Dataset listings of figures

* start *

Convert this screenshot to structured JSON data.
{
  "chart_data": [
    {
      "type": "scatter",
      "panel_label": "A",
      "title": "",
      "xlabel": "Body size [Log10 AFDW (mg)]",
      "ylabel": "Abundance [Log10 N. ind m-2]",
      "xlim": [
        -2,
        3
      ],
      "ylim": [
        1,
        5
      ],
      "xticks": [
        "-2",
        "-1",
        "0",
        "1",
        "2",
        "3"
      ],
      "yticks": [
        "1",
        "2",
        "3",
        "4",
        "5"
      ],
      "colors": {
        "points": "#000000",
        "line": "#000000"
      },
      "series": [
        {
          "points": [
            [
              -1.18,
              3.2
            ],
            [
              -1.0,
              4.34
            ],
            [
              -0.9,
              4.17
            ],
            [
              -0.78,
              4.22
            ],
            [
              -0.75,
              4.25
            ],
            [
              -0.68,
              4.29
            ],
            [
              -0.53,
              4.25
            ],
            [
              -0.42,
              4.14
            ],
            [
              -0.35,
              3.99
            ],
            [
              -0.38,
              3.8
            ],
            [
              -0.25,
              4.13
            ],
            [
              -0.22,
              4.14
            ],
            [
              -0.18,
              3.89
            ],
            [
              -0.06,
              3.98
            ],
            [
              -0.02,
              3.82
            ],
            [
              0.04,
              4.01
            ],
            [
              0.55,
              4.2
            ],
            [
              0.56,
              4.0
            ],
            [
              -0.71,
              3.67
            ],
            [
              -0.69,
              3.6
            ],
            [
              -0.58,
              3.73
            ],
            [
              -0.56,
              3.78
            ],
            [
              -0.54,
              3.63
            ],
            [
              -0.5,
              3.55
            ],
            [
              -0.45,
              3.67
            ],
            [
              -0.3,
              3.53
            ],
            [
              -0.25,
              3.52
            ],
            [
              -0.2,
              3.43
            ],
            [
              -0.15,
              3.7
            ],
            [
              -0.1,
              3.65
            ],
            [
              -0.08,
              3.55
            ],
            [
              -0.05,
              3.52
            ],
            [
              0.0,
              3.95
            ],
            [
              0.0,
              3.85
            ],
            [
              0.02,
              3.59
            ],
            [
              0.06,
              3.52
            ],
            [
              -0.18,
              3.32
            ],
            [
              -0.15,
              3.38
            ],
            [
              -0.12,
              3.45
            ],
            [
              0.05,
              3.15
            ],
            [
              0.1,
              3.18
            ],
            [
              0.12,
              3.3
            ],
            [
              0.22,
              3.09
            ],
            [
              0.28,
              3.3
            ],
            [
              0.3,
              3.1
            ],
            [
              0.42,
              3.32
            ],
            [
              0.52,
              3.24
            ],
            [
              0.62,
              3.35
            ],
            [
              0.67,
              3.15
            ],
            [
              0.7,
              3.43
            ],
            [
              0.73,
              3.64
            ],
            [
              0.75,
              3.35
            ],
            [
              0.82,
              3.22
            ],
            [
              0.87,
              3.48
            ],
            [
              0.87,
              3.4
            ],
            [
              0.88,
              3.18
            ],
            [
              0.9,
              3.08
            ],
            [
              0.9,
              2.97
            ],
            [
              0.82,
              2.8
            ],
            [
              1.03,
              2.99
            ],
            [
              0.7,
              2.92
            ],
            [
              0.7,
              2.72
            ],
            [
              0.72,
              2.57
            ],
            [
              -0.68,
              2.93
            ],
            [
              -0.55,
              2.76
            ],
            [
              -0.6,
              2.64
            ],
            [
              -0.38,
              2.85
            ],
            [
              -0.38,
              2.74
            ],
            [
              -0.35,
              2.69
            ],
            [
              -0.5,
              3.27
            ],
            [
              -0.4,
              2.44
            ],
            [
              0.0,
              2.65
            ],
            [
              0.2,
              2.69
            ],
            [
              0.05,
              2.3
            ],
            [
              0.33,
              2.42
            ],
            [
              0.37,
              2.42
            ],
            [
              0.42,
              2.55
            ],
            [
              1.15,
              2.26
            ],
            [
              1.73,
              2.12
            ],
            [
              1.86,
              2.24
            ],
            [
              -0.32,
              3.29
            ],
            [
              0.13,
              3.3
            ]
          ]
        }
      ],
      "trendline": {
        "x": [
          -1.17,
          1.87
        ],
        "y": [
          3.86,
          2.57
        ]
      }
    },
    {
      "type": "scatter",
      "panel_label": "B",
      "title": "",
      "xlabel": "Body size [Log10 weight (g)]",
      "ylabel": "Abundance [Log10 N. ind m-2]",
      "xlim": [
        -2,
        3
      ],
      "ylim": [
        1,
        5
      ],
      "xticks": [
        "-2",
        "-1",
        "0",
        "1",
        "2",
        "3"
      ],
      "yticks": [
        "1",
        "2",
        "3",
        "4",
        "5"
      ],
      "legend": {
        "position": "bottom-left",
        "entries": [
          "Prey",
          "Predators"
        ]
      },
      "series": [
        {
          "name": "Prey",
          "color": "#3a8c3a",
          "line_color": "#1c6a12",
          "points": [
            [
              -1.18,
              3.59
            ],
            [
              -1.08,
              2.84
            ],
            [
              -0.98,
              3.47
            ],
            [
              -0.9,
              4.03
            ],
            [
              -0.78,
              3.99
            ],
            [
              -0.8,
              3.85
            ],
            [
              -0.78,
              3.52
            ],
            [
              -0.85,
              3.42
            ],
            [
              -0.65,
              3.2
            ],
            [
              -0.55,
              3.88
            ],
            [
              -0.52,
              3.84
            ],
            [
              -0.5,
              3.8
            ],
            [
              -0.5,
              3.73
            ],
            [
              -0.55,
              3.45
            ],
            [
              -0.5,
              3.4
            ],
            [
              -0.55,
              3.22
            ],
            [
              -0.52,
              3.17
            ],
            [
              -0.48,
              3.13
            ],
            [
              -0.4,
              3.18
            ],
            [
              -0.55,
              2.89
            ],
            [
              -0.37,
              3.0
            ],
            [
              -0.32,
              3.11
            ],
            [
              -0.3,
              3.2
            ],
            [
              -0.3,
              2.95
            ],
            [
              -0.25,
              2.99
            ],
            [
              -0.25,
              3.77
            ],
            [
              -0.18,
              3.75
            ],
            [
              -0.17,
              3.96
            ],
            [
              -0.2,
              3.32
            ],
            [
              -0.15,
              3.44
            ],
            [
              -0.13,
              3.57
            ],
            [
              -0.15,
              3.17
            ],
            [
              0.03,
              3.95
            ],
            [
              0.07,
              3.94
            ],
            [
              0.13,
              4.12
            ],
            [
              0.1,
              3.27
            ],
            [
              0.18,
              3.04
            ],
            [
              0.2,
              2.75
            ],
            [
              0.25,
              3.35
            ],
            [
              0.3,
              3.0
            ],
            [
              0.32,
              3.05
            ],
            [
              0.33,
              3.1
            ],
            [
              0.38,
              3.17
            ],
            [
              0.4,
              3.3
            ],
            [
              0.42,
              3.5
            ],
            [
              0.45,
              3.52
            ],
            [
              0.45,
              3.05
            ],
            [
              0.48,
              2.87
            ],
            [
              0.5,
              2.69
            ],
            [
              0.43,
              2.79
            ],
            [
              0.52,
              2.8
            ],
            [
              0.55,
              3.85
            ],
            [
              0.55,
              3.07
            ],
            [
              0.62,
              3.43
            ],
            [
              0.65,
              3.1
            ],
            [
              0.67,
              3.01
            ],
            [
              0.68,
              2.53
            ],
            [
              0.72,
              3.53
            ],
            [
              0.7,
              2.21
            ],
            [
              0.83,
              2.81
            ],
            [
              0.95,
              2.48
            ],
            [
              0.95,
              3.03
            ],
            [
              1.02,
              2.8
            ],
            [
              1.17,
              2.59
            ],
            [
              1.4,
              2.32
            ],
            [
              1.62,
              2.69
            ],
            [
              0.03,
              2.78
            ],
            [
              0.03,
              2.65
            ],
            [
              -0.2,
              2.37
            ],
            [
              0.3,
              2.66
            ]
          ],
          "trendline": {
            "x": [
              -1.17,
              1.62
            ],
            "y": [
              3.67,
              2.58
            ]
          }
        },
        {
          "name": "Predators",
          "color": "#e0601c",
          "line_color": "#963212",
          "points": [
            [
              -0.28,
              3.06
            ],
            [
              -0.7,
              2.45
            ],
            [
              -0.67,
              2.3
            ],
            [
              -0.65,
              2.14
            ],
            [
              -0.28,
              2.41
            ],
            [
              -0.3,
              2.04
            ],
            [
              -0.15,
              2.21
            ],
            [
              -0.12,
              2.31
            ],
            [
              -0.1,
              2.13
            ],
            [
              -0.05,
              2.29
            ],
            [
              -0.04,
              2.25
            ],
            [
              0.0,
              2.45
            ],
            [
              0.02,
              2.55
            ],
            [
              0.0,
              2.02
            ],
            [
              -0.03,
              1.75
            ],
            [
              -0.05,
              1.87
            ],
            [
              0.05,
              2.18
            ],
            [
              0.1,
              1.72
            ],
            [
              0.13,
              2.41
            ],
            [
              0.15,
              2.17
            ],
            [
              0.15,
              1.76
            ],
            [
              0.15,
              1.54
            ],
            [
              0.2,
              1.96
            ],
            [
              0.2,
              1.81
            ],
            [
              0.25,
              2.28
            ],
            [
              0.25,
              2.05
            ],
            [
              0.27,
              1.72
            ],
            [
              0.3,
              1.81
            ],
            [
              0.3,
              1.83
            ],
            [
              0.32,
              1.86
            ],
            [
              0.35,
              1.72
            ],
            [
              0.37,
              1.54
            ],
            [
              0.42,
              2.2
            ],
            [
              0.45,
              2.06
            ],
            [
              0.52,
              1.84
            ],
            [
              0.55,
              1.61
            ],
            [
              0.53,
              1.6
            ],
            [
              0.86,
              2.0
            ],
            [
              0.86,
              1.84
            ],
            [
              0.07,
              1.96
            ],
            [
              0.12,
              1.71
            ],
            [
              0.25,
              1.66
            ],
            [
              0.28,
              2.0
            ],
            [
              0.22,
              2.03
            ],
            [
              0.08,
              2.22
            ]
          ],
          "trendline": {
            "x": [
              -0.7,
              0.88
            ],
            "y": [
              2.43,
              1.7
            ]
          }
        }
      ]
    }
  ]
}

* end *

TASK DESCRIPTION:
Using the material above, copy every line in which the string "xlabel" occurs.

RESULT:
      "xlabel": "Body size [Log10 AFDW (mg)]",
      "xlabel": "Body size [Log10 weight (g)]",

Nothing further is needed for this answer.